__Request__.
Omit every picture while repeating the entries exactly.
-- Dataset entries start --
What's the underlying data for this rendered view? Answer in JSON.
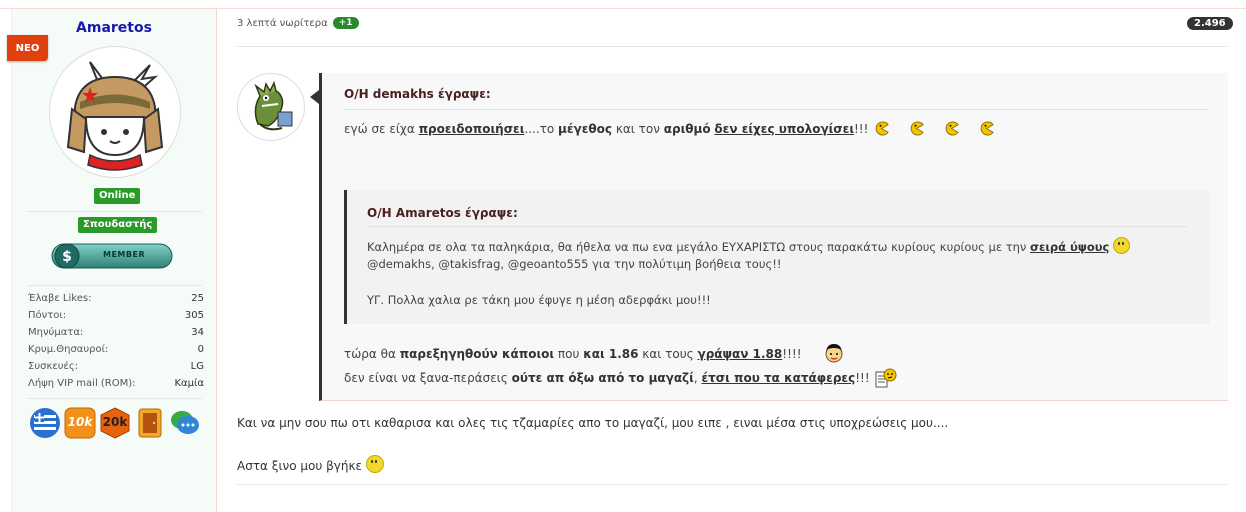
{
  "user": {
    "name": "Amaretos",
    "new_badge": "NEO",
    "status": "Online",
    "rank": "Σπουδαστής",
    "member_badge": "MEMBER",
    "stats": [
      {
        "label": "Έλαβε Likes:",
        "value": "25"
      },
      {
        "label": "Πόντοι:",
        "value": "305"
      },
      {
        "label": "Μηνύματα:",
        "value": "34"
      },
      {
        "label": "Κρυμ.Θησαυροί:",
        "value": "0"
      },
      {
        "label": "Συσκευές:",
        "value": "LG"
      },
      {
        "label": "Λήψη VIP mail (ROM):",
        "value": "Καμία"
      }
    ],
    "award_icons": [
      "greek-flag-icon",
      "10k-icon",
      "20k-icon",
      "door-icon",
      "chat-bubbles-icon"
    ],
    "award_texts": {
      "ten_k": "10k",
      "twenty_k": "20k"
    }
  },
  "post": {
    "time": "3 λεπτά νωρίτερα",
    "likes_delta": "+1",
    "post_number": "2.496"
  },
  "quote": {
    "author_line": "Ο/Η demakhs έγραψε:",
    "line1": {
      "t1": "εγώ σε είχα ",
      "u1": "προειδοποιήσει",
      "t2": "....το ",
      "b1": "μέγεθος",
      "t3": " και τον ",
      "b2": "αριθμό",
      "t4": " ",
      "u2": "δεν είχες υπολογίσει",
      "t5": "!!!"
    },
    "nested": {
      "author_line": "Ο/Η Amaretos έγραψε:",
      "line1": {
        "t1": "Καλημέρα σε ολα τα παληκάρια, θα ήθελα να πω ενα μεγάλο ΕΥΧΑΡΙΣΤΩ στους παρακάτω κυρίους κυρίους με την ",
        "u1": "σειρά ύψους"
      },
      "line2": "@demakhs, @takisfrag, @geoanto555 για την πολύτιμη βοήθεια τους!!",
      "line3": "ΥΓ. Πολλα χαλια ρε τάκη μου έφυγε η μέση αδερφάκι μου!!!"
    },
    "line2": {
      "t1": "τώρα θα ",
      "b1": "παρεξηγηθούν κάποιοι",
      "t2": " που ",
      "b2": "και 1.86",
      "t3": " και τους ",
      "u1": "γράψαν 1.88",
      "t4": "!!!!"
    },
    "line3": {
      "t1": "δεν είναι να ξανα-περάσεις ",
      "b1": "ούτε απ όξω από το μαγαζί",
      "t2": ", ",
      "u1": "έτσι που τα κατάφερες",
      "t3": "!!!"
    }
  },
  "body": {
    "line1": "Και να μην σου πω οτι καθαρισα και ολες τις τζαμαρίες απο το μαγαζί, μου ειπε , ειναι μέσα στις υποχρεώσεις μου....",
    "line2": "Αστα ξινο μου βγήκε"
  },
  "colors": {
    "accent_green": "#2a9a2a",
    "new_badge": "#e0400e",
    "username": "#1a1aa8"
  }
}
-- Dataset entries end --
__Answer in full__.
What's the underlying data for this rendered view? Answer in JSON.
{
  "user": {
    "name": "Amaretos",
    "new_badge": "NEO",
    "status": "Online",
    "rank": "Σπουδαστής",
    "member_badge": "MEMBER",
    "stats": [
      {
        "label": "Έλαβε Likes:",
        "value": "25"
      },
      {
        "label": "Πόντοι:",
        "value": "305"
      },
      {
        "label": "Μηνύματα:",
        "value": "34"
      },
      {
        "label": "Κρυμ.Θησαυροί:",
        "value": "0"
      },
      {
        "label": "Συσκευές:",
        "value": "LG"
      },
      {
        "label": "Λήψη VIP mail (ROM):",
        "value": "Καμία"
      }
    ],
    "award_icons": [
      "greek-flag-icon",
      "10k-icon",
      "20k-icon",
      "door-icon",
      "chat-bubbles-icon"
    ],
    "award_texts": {
      "ten_k": "10k",
      "twenty_k": "20k"
    }
  },
  "post": {
    "time": "3 λεπτά νωρίτερα",
    "likes_delta": "+1",
    "post_number": "2.496"
  },
  "quote": {
    "author_line": "Ο/Η demakhs έγραψε:",
    "line1": {
      "t1": "εγώ σε είχα ",
      "u1": "προειδοποιήσει",
      "t2": "....το ",
      "b1": "μέγεθος",
      "t3": " και τον ",
      "b2": "αριθμό",
      "t4": " ",
      "u2": "δεν είχες υπολογίσει",
      "t5": "!!!"
    },
    "nested": {
      "author_line": "Ο/Η Amaretos έγραψε:",
      "line1": {
        "t1": "Καλημέρα σε ολα τα παληκάρια, θα ήθελα να πω ενα μεγάλο ΕΥΧΑΡΙΣΤΩ στους παρακάτω κυρίους κυρίους με την ",
        "u1": "σειρά ύψους"
      },
      "line2": "@demakhs, @takisfrag, @geoanto555 για την πολύτιμη βοήθεια τους!!",
      "line3": "ΥΓ. Πολλα χαλια ρε τάκη μου έφυγε η μέση αδερφάκι μου!!!"
    },
    "line2": {
      "t1": "τώρα θα ",
      "b1": "παρεξηγηθούν κάποιοι",
      "t2": " που ",
      "b2": "και 1.86",
      "t3": " και τους ",
      "u1": "γράψαν 1.88",
      "t4": "!!!!"
    },
    "line3": {
      "t1": "δεν είναι να ξανα-περάσεις ",
      "b1": "ούτε απ όξω από το μαγαζί",
      "t2": ", ",
      "u1": "έτσι που τα κατάφερες",
      "t3": "!!!"
    }
  },
  "body": {
    "line1": "Και να μην σου πω οτι καθαρισα και ολες τις τζαμαρίες απο το μαγαζί, μου ειπε , ειναι μέσα στις υποχρεώσεις μου....",
    "line2": "Αστα ξινο μου βγήκε"
  },
  "colors": {
    "accent_green": "#2a9a2a",
    "new_badge": "#e0400e",
    "username": "#1a1aa8"
  }
}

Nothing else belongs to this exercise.